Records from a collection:
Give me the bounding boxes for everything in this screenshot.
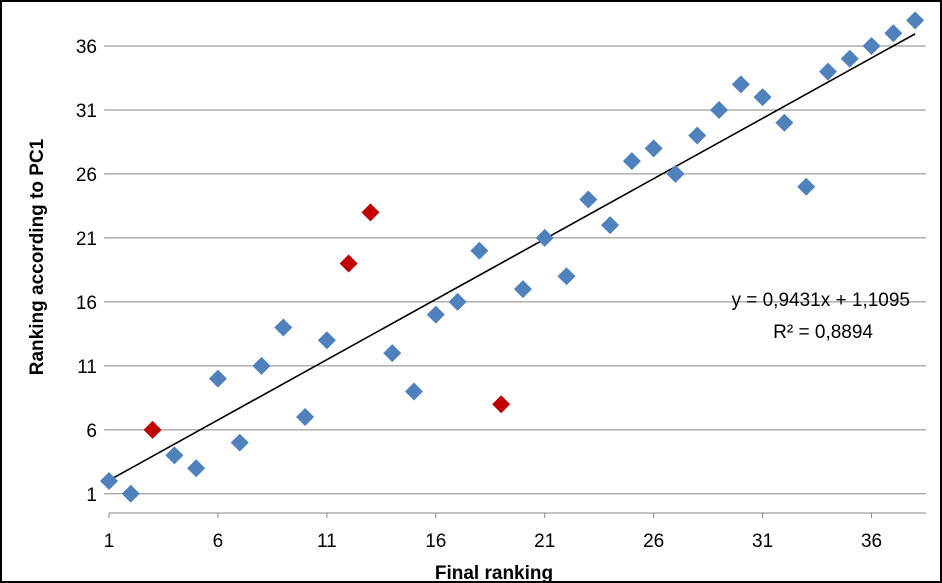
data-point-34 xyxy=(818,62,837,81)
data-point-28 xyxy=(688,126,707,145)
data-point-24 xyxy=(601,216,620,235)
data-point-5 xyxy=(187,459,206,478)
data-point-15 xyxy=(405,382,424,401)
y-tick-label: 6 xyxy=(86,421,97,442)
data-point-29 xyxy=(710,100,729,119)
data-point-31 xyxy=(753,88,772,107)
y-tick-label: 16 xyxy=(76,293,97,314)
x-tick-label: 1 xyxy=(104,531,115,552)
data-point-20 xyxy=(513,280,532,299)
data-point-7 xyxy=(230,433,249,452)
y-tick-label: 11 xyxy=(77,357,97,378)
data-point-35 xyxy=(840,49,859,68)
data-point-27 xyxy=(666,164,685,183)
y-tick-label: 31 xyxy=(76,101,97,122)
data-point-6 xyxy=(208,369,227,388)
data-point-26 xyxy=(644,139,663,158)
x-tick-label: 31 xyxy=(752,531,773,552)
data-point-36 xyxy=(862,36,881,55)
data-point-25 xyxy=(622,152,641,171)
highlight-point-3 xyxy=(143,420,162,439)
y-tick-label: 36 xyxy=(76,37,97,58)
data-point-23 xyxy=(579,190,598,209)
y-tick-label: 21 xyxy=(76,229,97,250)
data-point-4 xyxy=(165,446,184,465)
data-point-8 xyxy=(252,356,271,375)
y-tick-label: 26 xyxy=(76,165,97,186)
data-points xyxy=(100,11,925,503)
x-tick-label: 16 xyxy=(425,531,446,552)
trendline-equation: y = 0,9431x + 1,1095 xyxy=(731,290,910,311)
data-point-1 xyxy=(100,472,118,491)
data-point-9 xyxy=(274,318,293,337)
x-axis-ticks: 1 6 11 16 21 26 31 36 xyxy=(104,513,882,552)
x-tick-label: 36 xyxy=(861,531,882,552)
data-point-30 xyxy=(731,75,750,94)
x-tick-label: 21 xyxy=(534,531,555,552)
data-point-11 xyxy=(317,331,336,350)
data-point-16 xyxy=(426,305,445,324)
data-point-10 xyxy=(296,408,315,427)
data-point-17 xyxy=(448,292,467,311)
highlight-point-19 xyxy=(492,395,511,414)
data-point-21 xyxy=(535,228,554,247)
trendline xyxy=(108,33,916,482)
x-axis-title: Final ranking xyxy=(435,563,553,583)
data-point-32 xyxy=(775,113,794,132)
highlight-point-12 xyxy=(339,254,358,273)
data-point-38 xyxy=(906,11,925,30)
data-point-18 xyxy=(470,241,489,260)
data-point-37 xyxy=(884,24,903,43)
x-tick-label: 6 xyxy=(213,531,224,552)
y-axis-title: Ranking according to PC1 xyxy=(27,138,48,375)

▶ [Objective]
Edit the data above by changing every "y-tick-label" to "vertical-tick-label" and keeping everything else the same. Omit the pictures from your answer.

▶ [Exercise solution]
Give me the bounding boxes for everything in this screenshot.
data-point-34 xyxy=(818,62,837,81)
data-point-28 xyxy=(688,126,707,145)
data-point-24 xyxy=(601,216,620,235)
data-point-5 xyxy=(187,459,206,478)
data-point-15 xyxy=(405,382,424,401)
vertical-tick-label: 6 xyxy=(86,421,97,442)
data-point-29 xyxy=(710,100,729,119)
data-point-31 xyxy=(753,88,772,107)
vertical-tick-label: 16 xyxy=(76,293,97,314)
x-tick-label: 1 xyxy=(104,531,115,552)
data-point-20 xyxy=(513,280,532,299)
data-point-7 xyxy=(230,433,249,452)
vertical-tick-label: 11 xyxy=(77,357,97,378)
data-point-35 xyxy=(840,49,859,68)
data-point-27 xyxy=(666,164,685,183)
vertical-tick-label: 31 xyxy=(76,101,97,122)
data-point-6 xyxy=(208,369,227,388)
data-point-26 xyxy=(644,139,663,158)
x-tick-label: 31 xyxy=(752,531,773,552)
data-point-36 xyxy=(862,36,881,55)
data-point-25 xyxy=(622,152,641,171)
highlight-point-3 xyxy=(143,420,162,439)
vertical-tick-label: 36 xyxy=(76,37,97,58)
data-point-23 xyxy=(579,190,598,209)
vertical-tick-label: 21 xyxy=(76,229,97,250)
data-point-4 xyxy=(165,446,184,465)
data-point-8 xyxy=(252,356,271,375)
vertical-tick-label: 26 xyxy=(76,165,97,186)
data-points xyxy=(100,11,925,503)
x-tick-label: 16 xyxy=(425,531,446,552)
trendline-equation: y = 0,9431x + 1,1095 xyxy=(731,290,910,311)
data-point-1 xyxy=(100,472,118,491)
data-point-9 xyxy=(274,318,293,337)
x-axis-ticks: 1 6 11 16 21 26 31 36 xyxy=(104,513,882,552)
x-tick-label: 36 xyxy=(861,531,882,552)
data-point-30 xyxy=(731,75,750,94)
x-tick-label: 21 xyxy=(534,531,555,552)
data-point-11 xyxy=(317,331,336,350)
data-point-16 xyxy=(426,305,445,324)
data-point-10 xyxy=(296,408,315,427)
data-point-17 xyxy=(448,292,467,311)
highlight-point-19 xyxy=(492,395,511,414)
data-point-21 xyxy=(535,228,554,247)
trendline xyxy=(108,33,916,482)
x-axis-title: Final ranking xyxy=(435,563,553,583)
data-point-32 xyxy=(775,113,794,132)
highlight-point-12 xyxy=(339,254,358,273)
data-point-38 xyxy=(906,11,925,30)
data-point-18 xyxy=(470,241,489,260)
data-point-37 xyxy=(884,24,903,43)
x-tick-label: 6 xyxy=(213,531,224,552)
y-axis-title: Ranking according to PC1 xyxy=(27,138,48,375)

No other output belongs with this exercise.